(Exercise description): Arrange every line of the records below as a numbered list, omitting any blank lines.

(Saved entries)
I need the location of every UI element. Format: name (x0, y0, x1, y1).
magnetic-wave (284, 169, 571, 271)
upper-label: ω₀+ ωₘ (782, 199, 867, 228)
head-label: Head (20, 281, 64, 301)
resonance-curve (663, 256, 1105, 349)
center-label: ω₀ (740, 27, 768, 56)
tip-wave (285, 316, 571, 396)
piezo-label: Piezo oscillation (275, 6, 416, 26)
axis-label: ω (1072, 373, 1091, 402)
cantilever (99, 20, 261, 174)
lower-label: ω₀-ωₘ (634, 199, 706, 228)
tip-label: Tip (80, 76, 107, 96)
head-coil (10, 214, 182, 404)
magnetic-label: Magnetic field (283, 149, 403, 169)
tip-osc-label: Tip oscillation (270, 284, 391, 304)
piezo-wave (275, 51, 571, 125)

(Response for this exercise):
1. I need the location of every UI element. Format: name (x0, y0, x1, y1).
2. magnetic-wave (284, 169, 571, 271)
3. upper-label: ω₀+ ωₘ (782, 199, 867, 228)
4. head-label: Head (20, 281, 64, 301)
5. resonance-curve (663, 256, 1105, 349)
6. center-label: ω₀ (740, 27, 768, 56)
7. tip-wave (285, 316, 571, 396)
8. piezo-label: Piezo oscillation (275, 6, 416, 26)
9. axis-label: ω (1072, 373, 1091, 402)
10. cantilever (99, 20, 261, 174)
11. lower-label: ω₀-ωₘ (634, 199, 706, 228)
12. tip-label: Tip (80, 76, 107, 96)
13. head-coil (10, 214, 182, 404)
14. magnetic-label: Magnetic field (283, 149, 403, 169)
15. tip-osc-label: Tip oscillation (270, 284, 391, 304)
16. piezo-wave (275, 51, 571, 125)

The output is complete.